Given task:
Pull every line that holds the word "this" from the entries.

Material for the task:
****
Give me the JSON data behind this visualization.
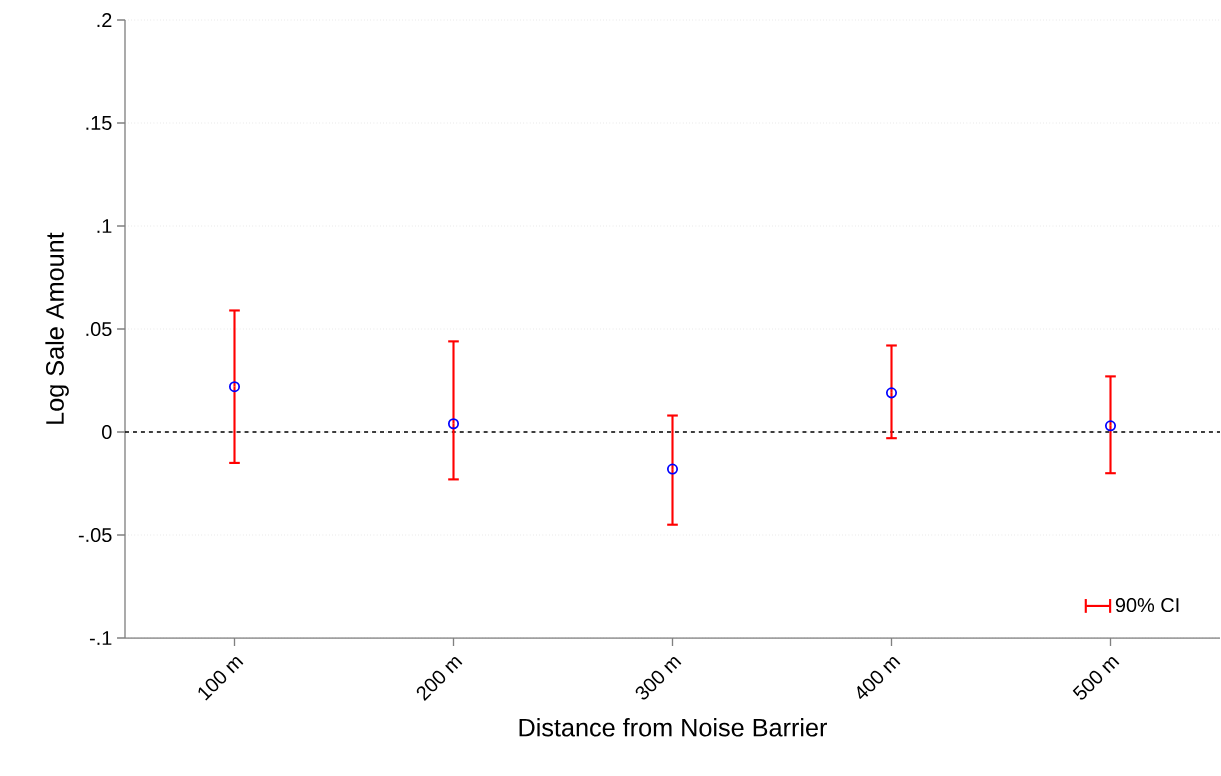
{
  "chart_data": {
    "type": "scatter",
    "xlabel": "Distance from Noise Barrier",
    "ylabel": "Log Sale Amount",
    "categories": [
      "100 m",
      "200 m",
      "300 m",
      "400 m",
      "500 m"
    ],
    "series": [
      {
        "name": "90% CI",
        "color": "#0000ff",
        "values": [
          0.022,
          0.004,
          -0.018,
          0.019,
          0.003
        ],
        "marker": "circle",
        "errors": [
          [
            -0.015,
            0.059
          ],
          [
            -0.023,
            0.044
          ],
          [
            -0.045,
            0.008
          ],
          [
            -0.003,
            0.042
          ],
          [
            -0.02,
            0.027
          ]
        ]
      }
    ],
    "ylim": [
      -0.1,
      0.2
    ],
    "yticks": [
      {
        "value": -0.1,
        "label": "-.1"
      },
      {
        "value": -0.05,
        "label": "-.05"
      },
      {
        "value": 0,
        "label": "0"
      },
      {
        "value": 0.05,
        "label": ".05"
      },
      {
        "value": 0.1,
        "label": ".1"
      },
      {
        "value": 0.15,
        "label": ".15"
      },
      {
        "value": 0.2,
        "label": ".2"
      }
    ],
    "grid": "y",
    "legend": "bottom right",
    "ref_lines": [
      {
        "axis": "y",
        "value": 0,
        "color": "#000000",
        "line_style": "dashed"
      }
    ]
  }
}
****
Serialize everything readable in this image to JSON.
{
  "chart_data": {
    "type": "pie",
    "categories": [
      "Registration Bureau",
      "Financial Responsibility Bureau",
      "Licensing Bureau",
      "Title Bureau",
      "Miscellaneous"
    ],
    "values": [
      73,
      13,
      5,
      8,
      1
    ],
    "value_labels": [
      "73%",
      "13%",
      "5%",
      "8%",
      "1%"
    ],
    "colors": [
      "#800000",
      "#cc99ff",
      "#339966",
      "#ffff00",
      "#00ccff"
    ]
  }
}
****
Finished exercise:
Give me the JSON data behind this visualization.
Serialize everything readable in this image to JSON.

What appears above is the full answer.